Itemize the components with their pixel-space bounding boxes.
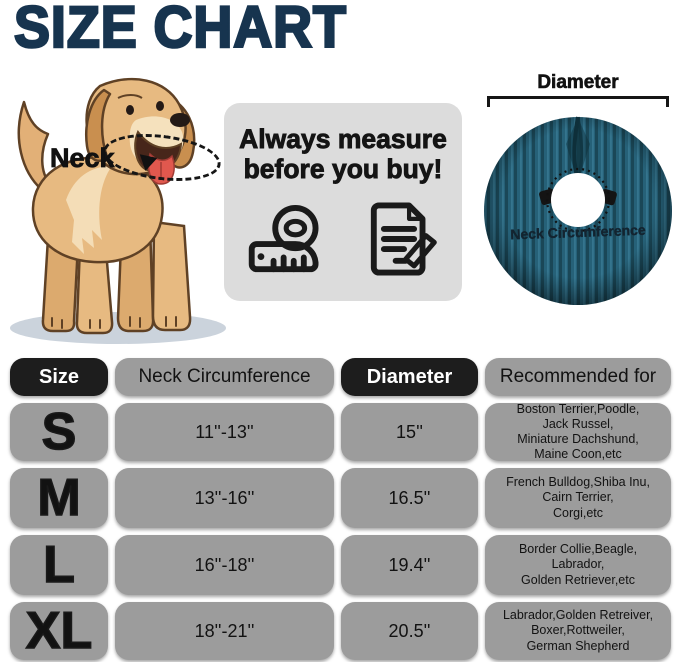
table-cell-diameter-l: 19.4'' <box>341 535 478 595</box>
table-cell-diameter-m: 16.5'' <box>341 468 478 528</box>
neck-label: Neck <box>50 143 115 174</box>
neck-hole-dotted-ring <box>545 167 611 233</box>
table-row-size-m: M <box>10 468 108 528</box>
table-header-recommended-for: Recommended for <box>485 358 671 396</box>
table-row-size-l: L <box>10 535 108 595</box>
measure-text-line1: Always measure <box>239 124 448 154</box>
table-header-size: Size <box>10 358 108 396</box>
measure-reminder-box: Always measure before you buy! <box>224 103 462 301</box>
tape-measure-icon <box>248 205 319 273</box>
table-cell-diameter-s: 15'' <box>341 403 478 461</box>
donut-collar-image <box>484 116 672 305</box>
page-title: SIZE CHART <box>13 0 347 61</box>
dog-illustration <box>10 77 226 344</box>
table-header-neck-circumference: Neck Circumference <box>115 358 334 396</box>
table-row-size-s: S <box>10 403 108 461</box>
table-cell-neck-s: 11''-13'' <box>115 403 334 461</box>
diameter-bracket <box>487 96 669 107</box>
table-row-size-xl: XL <box>10 602 108 660</box>
diameter-label: Diameter <box>537 72 619 94</box>
table-cell-neck-m: 13''-16'' <box>115 468 334 528</box>
neck-hole <box>551 173 605 227</box>
table-cell-recommended-l: Border Collie,Beagle, Labrador, Golden R… <box>485 535 671 595</box>
table-cell-recommended-xl: Labrador,Golden Retreiver, Boxer,Rottwei… <box>485 602 671 660</box>
table-cell-neck-xl: 18''-21'' <box>115 602 334 660</box>
measure-text-line2: before you buy! <box>243 153 443 184</box>
dog-nose <box>170 113 190 127</box>
table-cell-neck-l: 16''-18'' <box>115 535 334 595</box>
table-cell-recommended-m: French Bulldog,Shiba Inu, Cairn Terrier,… <box>485 468 671 528</box>
size-table: Size Neck Circumference Diameter Recomme… <box>10 358 671 660</box>
table-cell-recommended-s: Boston Terrier,Poodle, Jack Russel, Mini… <box>485 402 671 461</box>
table-header-diameter: Diameter <box>341 358 478 396</box>
document-pencil-icon <box>370 202 437 276</box>
table-cell-diameter-xl: 20.5'' <box>341 602 478 660</box>
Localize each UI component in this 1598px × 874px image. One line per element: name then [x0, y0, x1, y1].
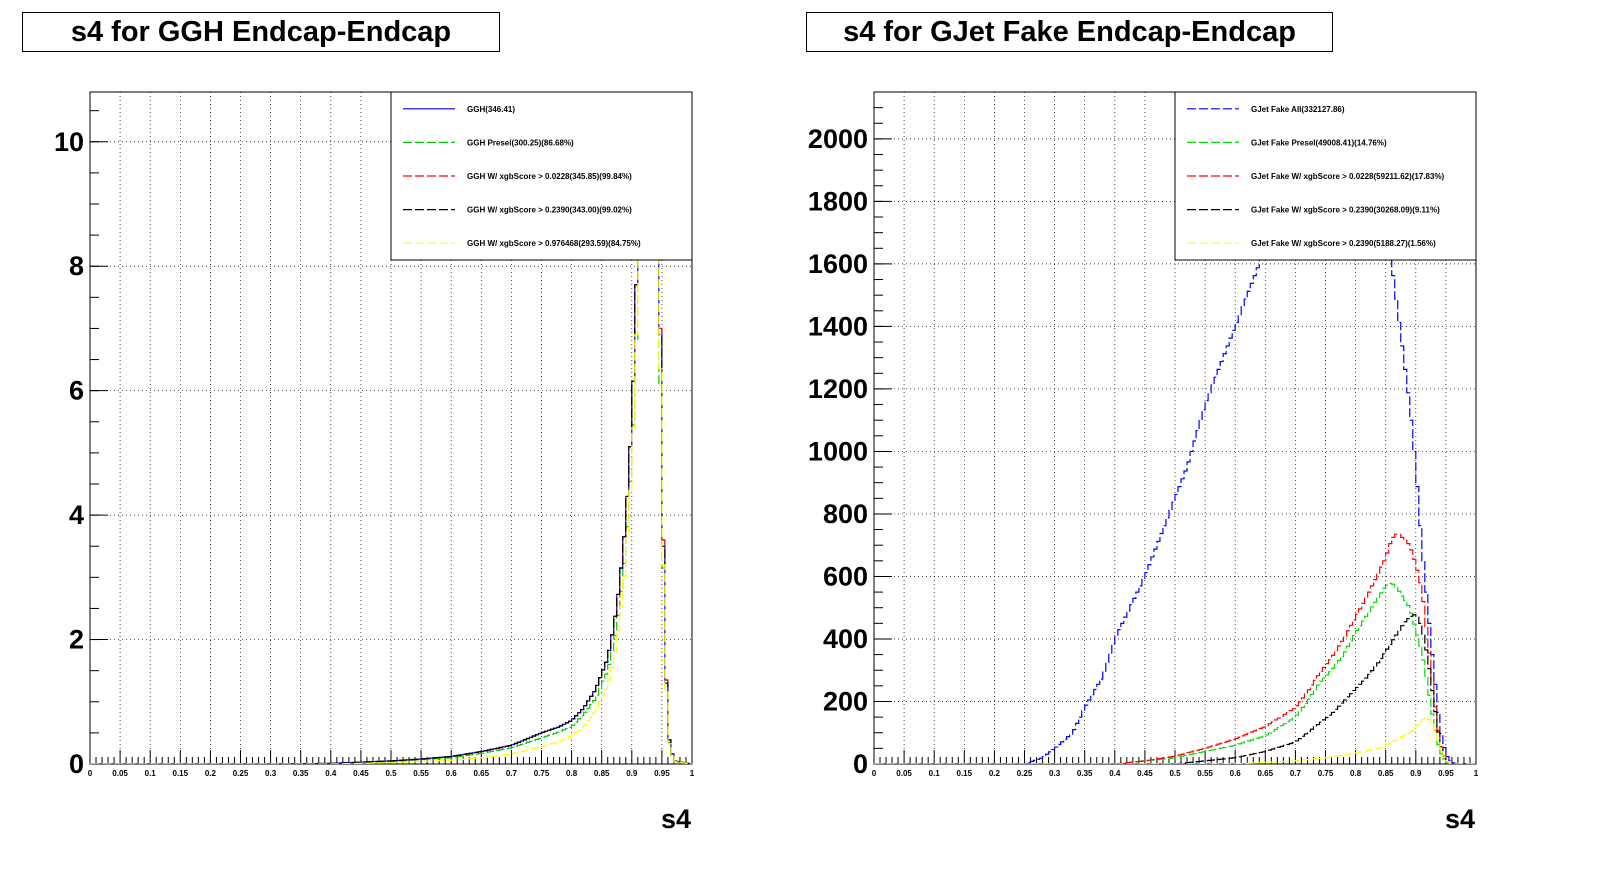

What is asked:
Find every line in the lines above that contains the word "Always", and copy each one out. Case counts.

Worked answer:
measure-text-line1: Always measure <box>239 124 448 154</box>
measure-reminder-box: Always measure before you buy! <box>224 103 462 301</box>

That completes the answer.